● **OBJECTIVE**: Will you extract the entries word for word? Images should not appear in the copy.

── SUPPLIED RECORDS

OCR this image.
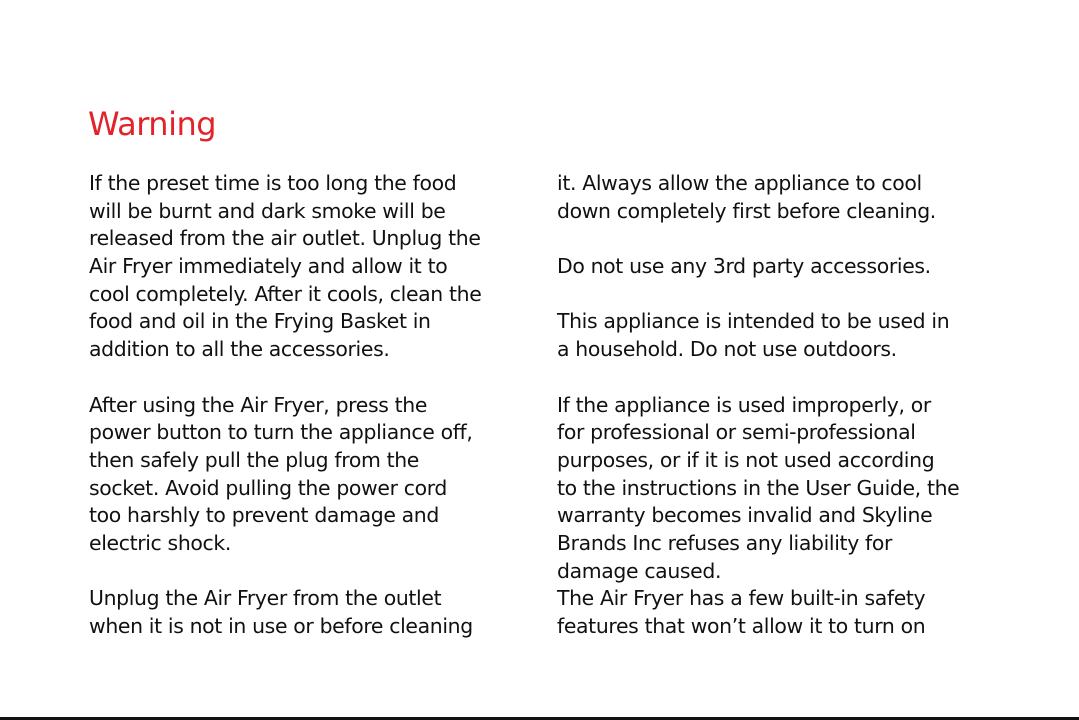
Warning
If the preset time is too long the food
will be burnt and dark smoke will be
released from the air outlet. Unplug the
Air Fryer immediately and allow it to
cool completely. After it cools, clean the
food and oil in the Frying Basket in
addition to all the accessories.
After using the Air Fryer, press the
power button to turn the appliance off,
then safely pull the plug from the
socket. Avoid pulling the power cord
too harshly to prevent damage and
electric shock.
Unplug the Air Fryer from the outlet
when it is not in use or before cleaning
it. Always allow the appliance to cool
down completely first before cleaning.
Do not use any 3rd party accessories.
This appliance is intended to be used in
a household. Do not use outdoors.
If the appliance is used improperly, or
for professional or semi-professional
purposes, or if it is not used according
to the instructions in the User Guide, the
warranty becomes invalid and Skyline
Brands Inc refuses any liability for
damage caused.
The Air Fryer has a few built-in safety
features that won’t allow it to turn on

────

● **TASK OUTPUT**:
OCR this image.
Warning
If the preset time is too long the food
will be burnt and dark smoke will be
released from the air outlet. Unplug the
Air Fryer immediately and allow it to
cool completely. After it cools, clean the
food and oil in the Frying Basket in
addition to all the accessories.
After using the Air Fryer, press the
power button to turn the appliance off,
then safely pull the plug from the
socket. Avoid pulling the power cord
too harshly to prevent damage and
electric shock.
Unplug the Air Fryer from the outlet
when it is not in use or before cleaning
it. Always allow the appliance to cool
down completely first before cleaning.
Do not use any 3rd party accessories.
This appliance is intended to be used in
a household. Do not use outdoors.
If the appliance is used improperly, or
for professional or semi-professional
purposes, or if it is not used according
to the instructions in the User Guide, the
warranty becomes invalid and Skyline
Brands Inc refuses any liability for
damage caused.
The Air Fryer has a few built-in safety
features that won’t allow it to turn on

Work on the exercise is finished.